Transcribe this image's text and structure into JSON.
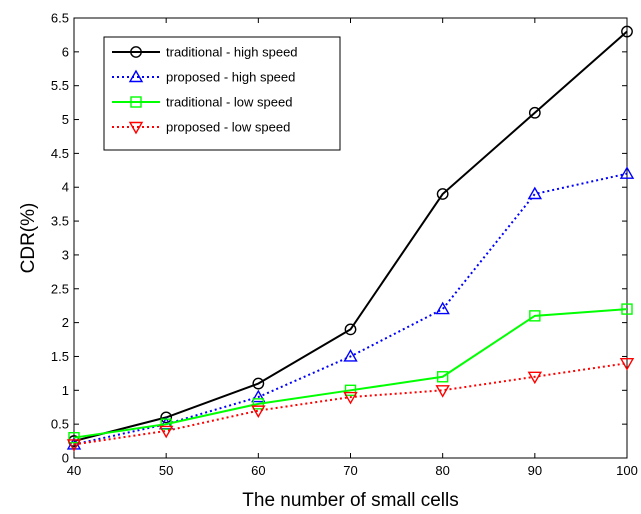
{
  "chart_data": {
    "type": "line",
    "xlabel": "The number of small cells",
    "ylabel": "CDR(%)",
    "x": [
      40,
      50,
      60,
      70,
      80,
      90,
      100
    ],
    "xlim": [
      40,
      100
    ],
    "ylim": [
      0,
      6.5
    ],
    "xticks": [
      "40",
      "50",
      "60",
      "70",
      "80",
      "90",
      "100"
    ],
    "yticks": [
      "0",
      "0.5",
      "1",
      "1.5",
      "2",
      "2.5",
      "3",
      "3.5",
      "4",
      "4.5",
      "5",
      "5.5",
      "6",
      "6.5"
    ],
    "legend_position": "top-left",
    "grid": false,
    "series": [
      {
        "name": "traditional - high speed",
        "values": [
          0.25,
          0.6,
          1.1,
          1.9,
          3.9,
          5.1,
          6.3
        ],
        "color": "#000000",
        "dash": "solid",
        "marker": "circle"
      },
      {
        "name": "proposed - high speed",
        "values": [
          0.2,
          0.5,
          0.9,
          1.5,
          2.2,
          3.9,
          4.2
        ],
        "color": "#0000ff",
        "dash": "dotted",
        "marker": "triangle-up"
      },
      {
        "name": "traditional - low speed",
        "values": [
          0.3,
          0.5,
          0.8,
          1.0,
          1.2,
          2.1,
          2.2
        ],
        "color": "#00ff00",
        "dash": "solid",
        "marker": "square"
      },
      {
        "name": "proposed - low speed",
        "values": [
          0.2,
          0.4,
          0.7,
          0.9,
          1.0,
          1.2,
          1.4
        ],
        "color": "#ff0000",
        "dash": "dotted",
        "marker": "triangle-down"
      }
    ]
  }
}
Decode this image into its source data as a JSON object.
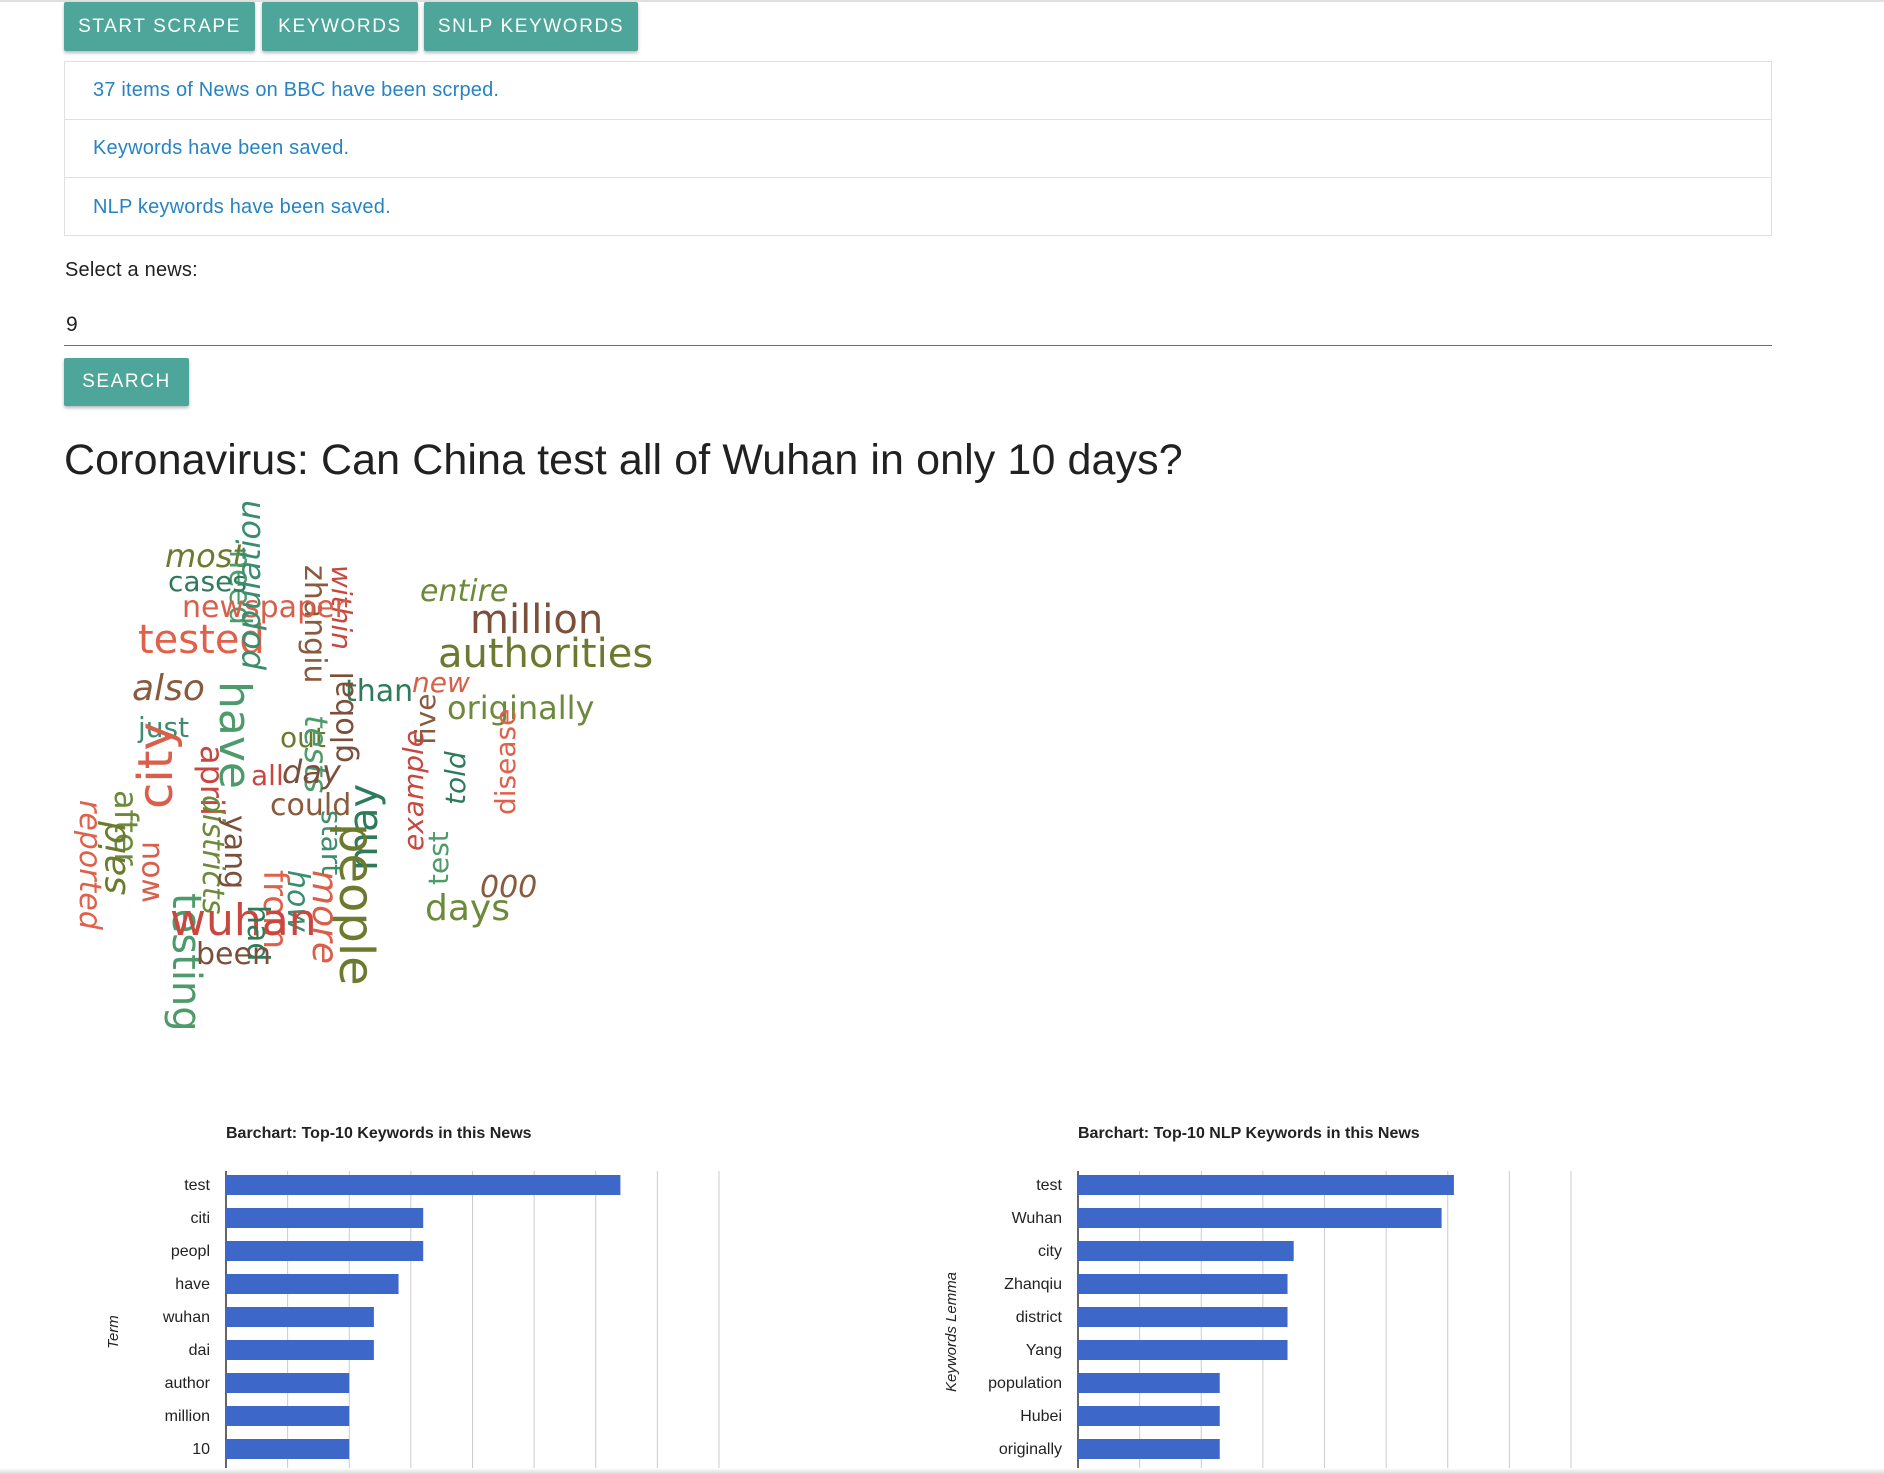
{
  "toolbar": {
    "start_scrape_label": "START SCRAPE",
    "keywords_label": "KEYWORDS",
    "snlp_keywords_label": "SNLP KEYWORDS"
  },
  "status_messages": [
    "37 items of News on BBC have been scrped.",
    "Keywords have been saved.",
    "NLP keywords have been saved."
  ],
  "news_select": {
    "label": "Select a news:",
    "value": "9"
  },
  "search_label": "SEARCH",
  "news_title": "Coronavirus: Can China test all of Wuhan in only 10 days?",
  "word_cloud": {
    "words": [
      "most",
      "need",
      "zhangiu",
      "within",
      "cases",
      "newspaper",
      "entire",
      "million",
      "tested",
      "population",
      "authorities",
      "have",
      "also",
      "april",
      "than",
      "new",
      "originally",
      "global",
      "reported",
      "just",
      "out",
      "tests",
      "five",
      "all",
      "told",
      "city",
      "after",
      "day",
      "disease",
      "start",
      "said",
      "testing",
      "could",
      "example",
      "may",
      "wou",
      "districts",
      "yang",
      "from",
      "how",
      "people",
      "test",
      "000",
      "wuhan",
      "had",
      "more",
      "days",
      "been"
    ]
  },
  "chart_data": [
    {
      "type": "bar",
      "title": "Barchart: Top-10 Keywords in this News",
      "ylabel": "Term",
      "categories": [
        "test",
        "citi",
        "peopl",
        "have",
        "wuhan",
        "dai",
        "author",
        "million",
        "10"
      ],
      "values": [
        16,
        8,
        8,
        7,
        6,
        6,
        5,
        5,
        5
      ],
      "xlim": [
        0,
        20
      ],
      "grid": true,
      "color": "#3d67c9"
    },
    {
      "type": "bar",
      "title": "Barchart: Top-10 NLP Keywords in this News",
      "ylabel": "Keywords Lemma",
      "categories": [
        "test",
        "Wuhan",
        "city",
        "Zhanqiu",
        "district",
        "Yang",
        "population",
        "Hubei",
        "originally"
      ],
      "values": [
        6.1,
        5.9,
        3.5,
        3.4,
        3.4,
        3.4,
        2.3,
        2.3,
        2.3
      ],
      "xlim": [
        0,
        8
      ],
      "grid": true,
      "color": "#3d67c9"
    }
  ],
  "colors": {
    "button": "#4ea59a",
    "link": "#2684c4",
    "bar": "#3d67c9"
  }
}
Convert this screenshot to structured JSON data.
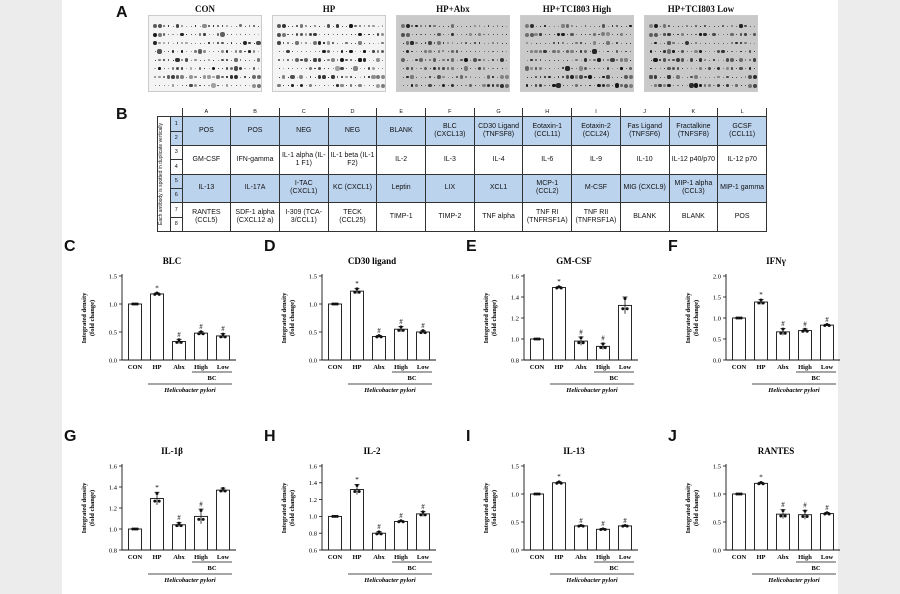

◆ ◆ ◆ ◆

*Description of the task*:
Using the listing above, show each line with the word "Barchart" in it.

*Response for this exercise*:
      "title": "Barchart: Top-10 Keywords in this News",
      "title": "Barchart: Top-10 NLP Keywords in this News",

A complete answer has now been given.